## Problem requirements
Each line of the listing must be transcribed exactly, except for the images, which should be excluded.

======== Entries ========

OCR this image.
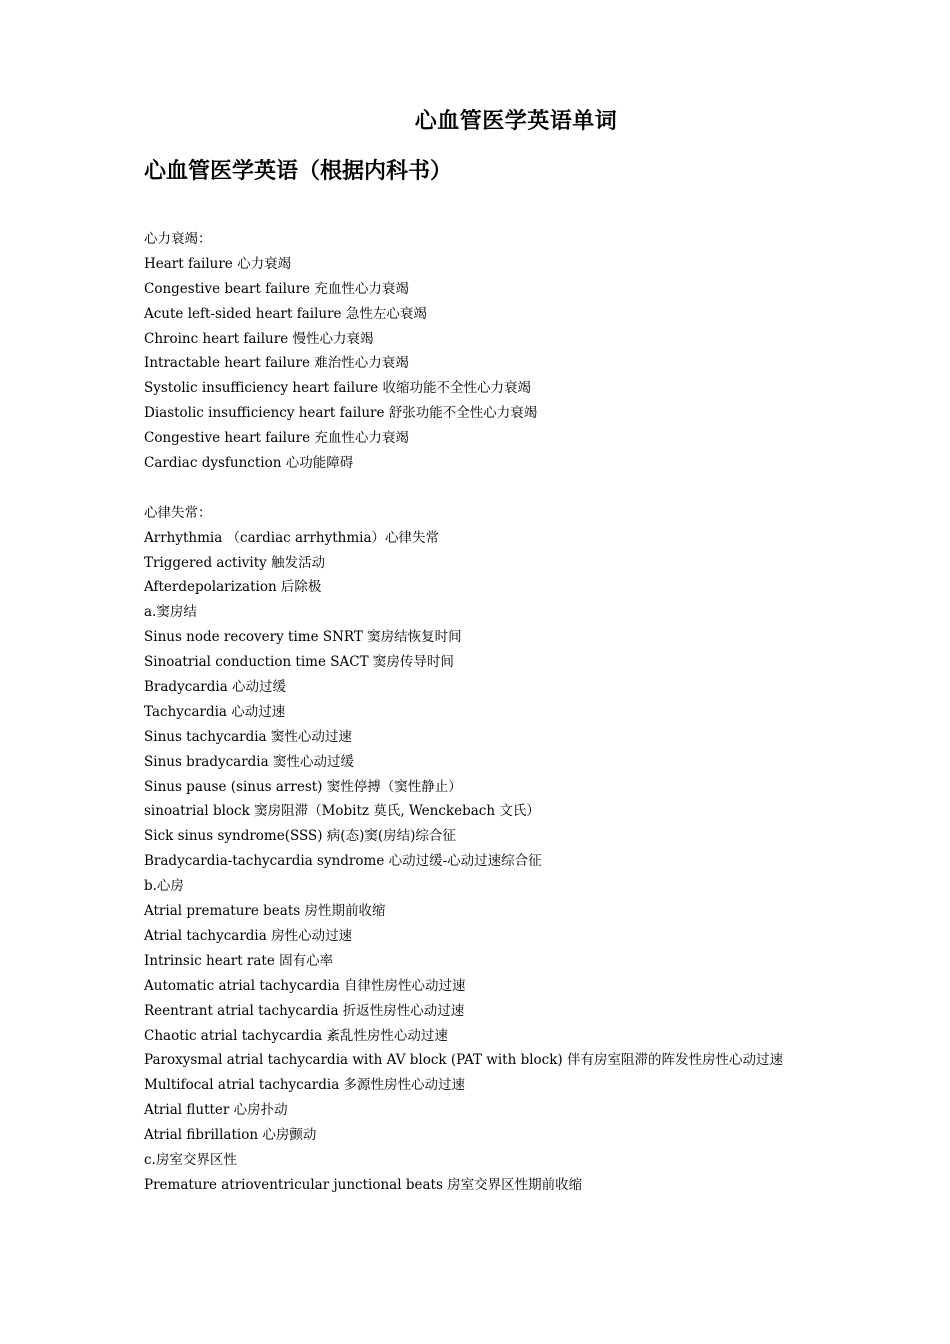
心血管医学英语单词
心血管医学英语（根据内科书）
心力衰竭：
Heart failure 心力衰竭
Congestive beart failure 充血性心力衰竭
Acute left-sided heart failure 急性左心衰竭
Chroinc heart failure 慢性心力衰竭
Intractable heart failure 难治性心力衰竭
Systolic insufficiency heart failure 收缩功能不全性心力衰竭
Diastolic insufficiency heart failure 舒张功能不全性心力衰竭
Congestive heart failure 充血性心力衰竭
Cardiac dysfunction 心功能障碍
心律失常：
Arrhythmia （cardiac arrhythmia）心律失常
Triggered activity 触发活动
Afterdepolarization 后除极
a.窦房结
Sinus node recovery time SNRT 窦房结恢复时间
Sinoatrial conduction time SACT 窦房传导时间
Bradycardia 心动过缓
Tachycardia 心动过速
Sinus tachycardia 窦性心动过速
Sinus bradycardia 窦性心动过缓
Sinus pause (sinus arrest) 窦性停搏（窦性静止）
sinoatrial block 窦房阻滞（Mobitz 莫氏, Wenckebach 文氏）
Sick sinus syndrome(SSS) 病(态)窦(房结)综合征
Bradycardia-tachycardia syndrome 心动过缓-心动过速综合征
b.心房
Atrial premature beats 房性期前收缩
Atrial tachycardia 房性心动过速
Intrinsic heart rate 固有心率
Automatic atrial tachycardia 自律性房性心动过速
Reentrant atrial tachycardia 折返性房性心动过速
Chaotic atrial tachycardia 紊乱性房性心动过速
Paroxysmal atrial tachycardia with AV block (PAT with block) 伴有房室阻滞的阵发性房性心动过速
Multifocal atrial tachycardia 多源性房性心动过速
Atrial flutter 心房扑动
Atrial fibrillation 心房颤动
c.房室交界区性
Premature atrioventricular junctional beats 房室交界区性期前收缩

========

## Solution to this problem
OCR this image.
心血管医学英语单词
心血管医学英语（根据内科书）
心力衰竭：
Heart failure 心力衰竭
Congestive beart failure 充血性心力衰竭
Acute left-sided heart failure 急性左心衰竭
Chroinc heart failure 慢性心力衰竭
Intractable heart failure 难治性心力衰竭
Systolic insufficiency heart failure 收缩功能不全性心力衰竭
Diastolic insufficiency heart failure 舒张功能不全性心力衰竭
Congestive heart failure 充血性心力衰竭
Cardiac dysfunction 心功能障碍
心律失常：
Arrhythmia （cardiac arrhythmia）心律失常
Triggered activity 触发活动
Afterdepolarization 后除极
a.窦房结
Sinus node recovery time SNRT 窦房结恢复时间
Sinoatrial conduction time SACT 窦房传导时间
Bradycardia 心动过缓
Tachycardia 心动过速
Sinus tachycardia 窦性心动过速
Sinus bradycardia 窦性心动过缓
Sinus pause (sinus arrest) 窦性停搏（窦性静止）
sinoatrial block 窦房阻滞（Mobitz 莫氏, Wenckebach 文氏）
Sick sinus syndrome(SSS) 病(态)窦(房结)综合征
Bradycardia-tachycardia syndrome 心动过缓-心动过速综合征
b.心房
Atrial premature beats 房性期前收缩
Atrial tachycardia 房性心动过速
Intrinsic heart rate 固有心率
Automatic atrial tachycardia 自律性房性心动过速
Reentrant atrial tachycardia 折返性房性心动过速
Chaotic atrial tachycardia 紊乱性房性心动过速
Paroxysmal atrial tachycardia with AV block (PAT with block) 伴有房室阻滞的阵发性房性心动过速
Multifocal atrial tachycardia 多源性房性心动过速
Atrial flutter 心房扑动
Atrial fibrillation 心房颤动
c.房室交界区性
Premature atrioventricular junctional beats 房室交界区性期前收缩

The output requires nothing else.